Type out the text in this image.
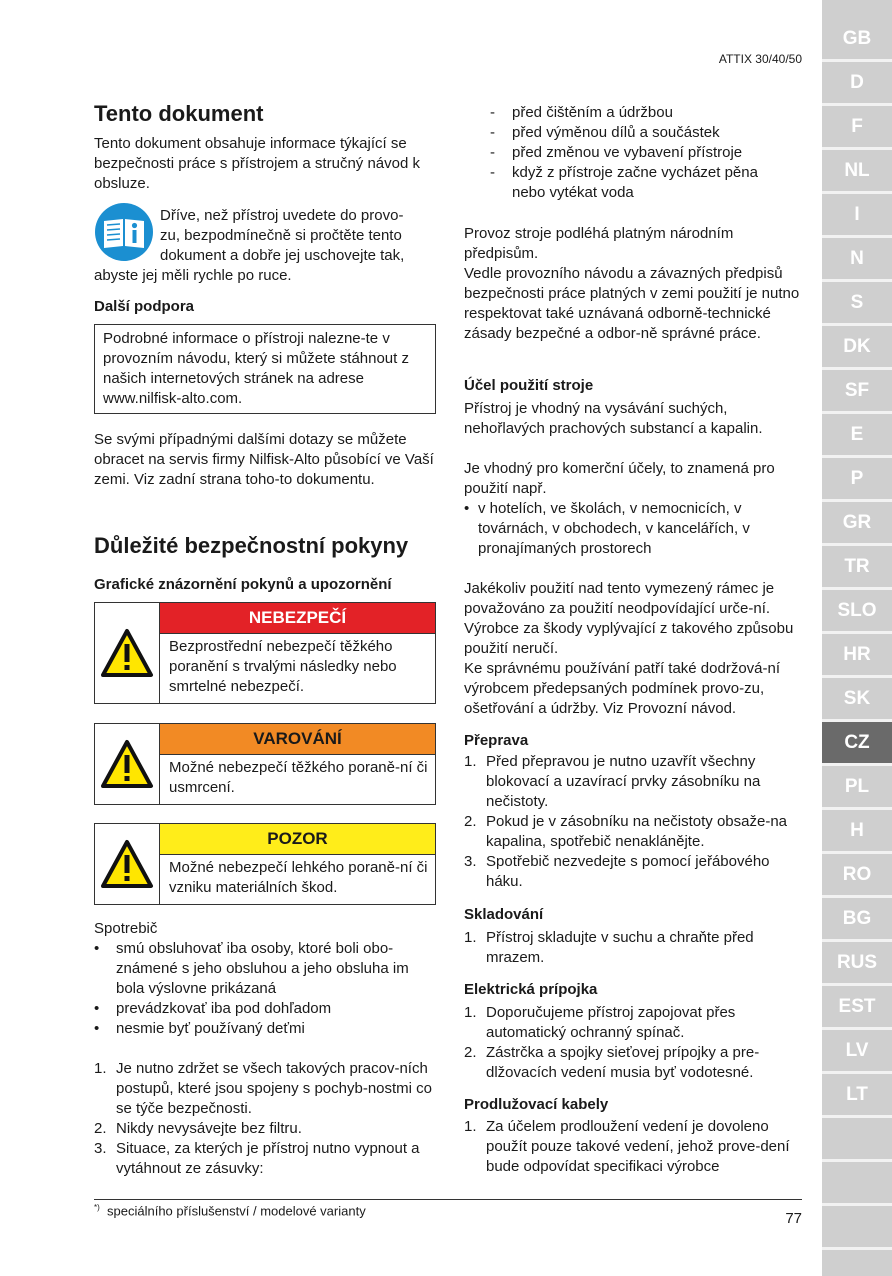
ATTIX 30/40/50
GB
D
F
NL
I
N
S
DK
SF
E
P
GR
TR
SLO
HR
SK
CZ
PL
H
RO
BG
RUS
EST
LV
LT
Tento dokument

Tento dokument obsahuje informace týkající se bezpečnosti práce s přístrojem a stručný návod k obsluze.

Dříve, než přístroj uvedete do provo-
zu, bezpodmínečně si pročtěte tento
dokument a dobře jej uschovejte tak,
abyste jej měli rychle po ruce.
Další podpora
Podrobné informace o přístroji nalezne-te v provozním návodu, který si můžete stáhnout z našich internetových stránek na adrese www.nilfisk-alto.com.

Se svými případnými dalšími dotazy se můžete obracet na servis firmy Nilfisk-Alto působící ve Vaší zemi. Viz zadní strana toho-to dokumentu.

Důležité bezpečnostní pokyny
Grafické znázornění pokynů a upozornění
NEBEZPEČÍ
Bezprostřední nebezpečí těžkého poranění s trvalými následky nebo smrtelné nebezpečí.
VAROVÁNÍ
Možné nebezpečí těžkého poraně-ní či usmrcení.
POZOR
Možné nebezpečí lehkého poraně-ní či vzniku materiálních škod.
Spotrebič
• smú obsluhovať iba osoby, ktoré boli obo-známené s jeho obsluhou a jeho obsluha im bola výslovne prikázaná
• prevádzkovať iba pod dohľadom
• nesmie byť používaný deťmi
1. Je nutno zdržet se všech takových pracov-ních postupů, které jsou spojeny s pochyb-nostmi co se týče bezpečnosti.
2. Nikdy nevysávejte bez filtru.
3. Situace, za kterých je přístroj nutno vypnout a vytáhnout ze zásuvky:
- před čištěním a údržbou
- před výměnou dílů a součástek
- před změnou ve vybavení přístroje
- když z přístroje začne vycházet pěna nebo vytékat voda

Provoz stroje podléhá platným národním předpisům.

Vedle provozního návodu a závazných předpisů bezpečnosti práce platných v zemi použití je nutno respektovat také uznávaná odborně-technické zásady bezpečné a odbor-ně správné práce.

Účel použití stroje

Přístroj je vhodný na vysávání suchých, nehořlavých prachových substancí a kapalin.

Je vhodný pro komerční účely, to znamená pro použití např.

• v hotelích, ve školách, v nemocnicích, v továrnách, v obchodech, v kancelářích, v pronajímaných prostorech

Jakékoliv použití nad tento vymezený rámec je považováno za použití neodpovídající urče-ní. Výrobce za škody vyplývající z takového způsobu použití neručí.

Ke správnému používání patří také dodržová-ní výrobcem předepsaných podmínek provo-zu, ošetřování a údržby. Viz Provozní návod.

Přeprava
1. Před přepravou je nutno uzavřít všechny blokovací a uzavírací prvky zásobníku na nečistoty.
2. Pokud je v zásobníku na nečistoty obsaže-na kapalina, spotřebič nenaklánějte.
3. Spotřebič nezvedejte s pomocí jeřábového háku.
Skladování
1. Přístroj skladujte v suchu a chraňte před mrazem.
Elektrická prípojka
1. Doporučujeme přístroj zapojovat přes automatický ochranný spínač.
2. Zástrčka a spojky sieťovej prípojky a pre-dlžovacích vedení musia byť vodotesné.
Prodlužovací kabely
1. Za účelem prodloužení vedení je dovoleno použít pouze takové vedení, jehož prove-dení bude odpovídat specifikaci výrobce
*) speciálního příslušenství / modelové varianty	77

- - -

## TASK DETAILS
Search the data for the string "také" and copy each line where it appears.

## TASK RESPONSE
Vedle provozního návodu a závazných předpisů bezpečnosti práce platných v zemi použití je nutno respektovat také uznávaná odborně-technické zásady bezpečné a odbor-ně správné práce.
Ke správnému používání patří také dodržová-ní výrobcem předepsaných podmínek provo-zu, ošetřování a údržby. Viz Provozní návod.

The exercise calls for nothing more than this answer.